§ **DIRECTIONS FOR THIS TASK**
Pull out every line in the data that has the string "documentos" in it.

Stored records
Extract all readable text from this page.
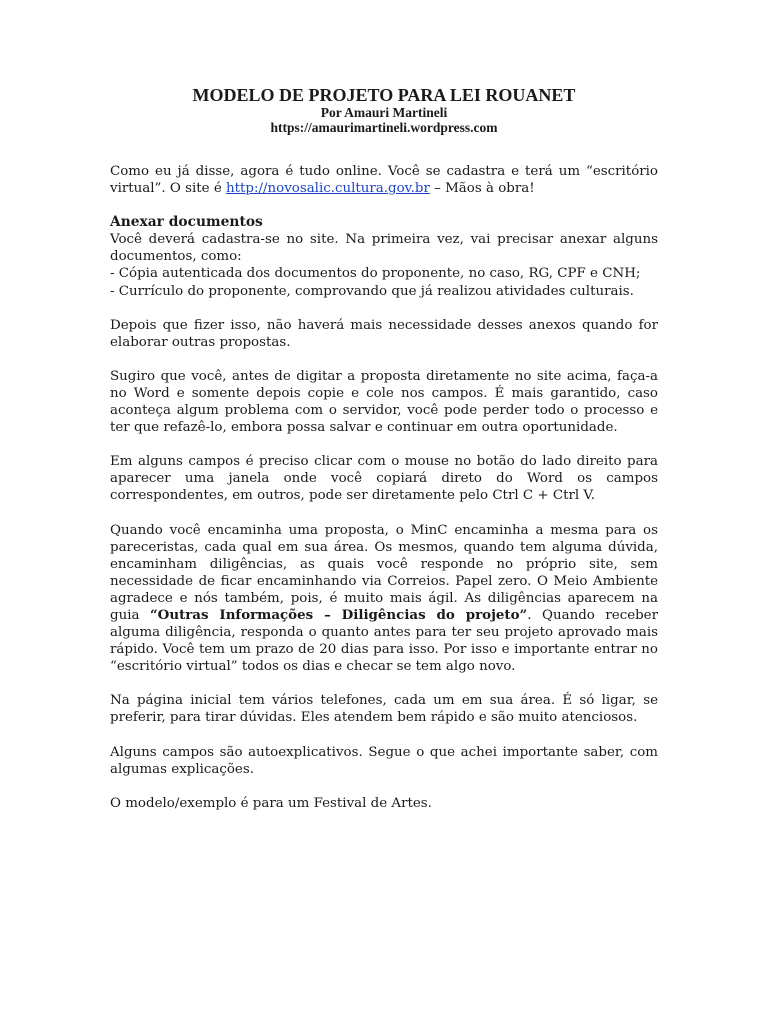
MODELO DE PROJETO PARA LEI ROUANET
Por Amauri Martineli
https://amaurimartineli.wordpress.com

Como eu já disse, agora é tudo online. Você se cadastra e terá um “escritório virtual”. O site é http://novosalic.cultura.gov.br – Mãos à obra!

Anexar documentos
Você deverá cadastra-se no site. Na primeira vez, vai precisar anexar alguns documentos, como:
- Cópia autenticada dos documentos do proponente, no caso, RG, CPF e CNH;
- Currículo do proponente, comprovando que já realizou atividades culturais.

Depois que fizer isso, não haverá mais necessidade desses anexos quando for elaborar outras propostas.

Sugiro que você, antes de digitar a proposta diretamente no site acima, faça-a no Word e somente depois copie e cole nos campos. É mais garantido, caso aconteça algum problema com o servidor, você pode perder todo o processo e ter que refazê-lo, embora possa salvar e continuar em outra oportunidade.

Em alguns campos é preciso clicar com o mouse no botão do lado direito para aparecer uma janela onde você copiará direto do Word os campos correspondentes, em outros, pode ser diretamente pelo Ctrl C + Ctrl V.

Quando você encaminha uma proposta, o MinC encaminha a mesma para os pareceristas, cada qual em sua área. Os mesmos, quando tem alguma dúvida, encaminham diligências, as quais você responde no próprio site, sem necessidade de ficar encaminhando via Correios. Papel zero. O Meio Ambiente agradece e nós também, pois, é muito mais ágil. As diligências aparecem na guia “Outras Informações – Diligências do projeto”. Quando receber alguma diligência, responda o quanto antes para ter seu projeto aprovado mais rápido. Você tem um prazo de 20 dias para isso. Por isso e importante entrar no “escritório virtual” todos os dias e checar se tem algo novo.

Na página inicial tem vários telefones, cada um em sua área. É só ligar, se preferir, para tirar dúvidas. Eles atendem bem rápido e são muito atenciosos.

Alguns campos são autoexplicativos. Segue o que achei importante saber, com algumas explicações.

O modelo/exemplo é para um Festival de Artes.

§ **SOLUTION TO THIS TASK**
Anexar documentos
Você deverá cadastra-se no site. Na primeira vez, vai precisar anexar alguns documentos, como:
- Cópia autenticada dos documentos do proponente, no caso, RG, CPF e CNH;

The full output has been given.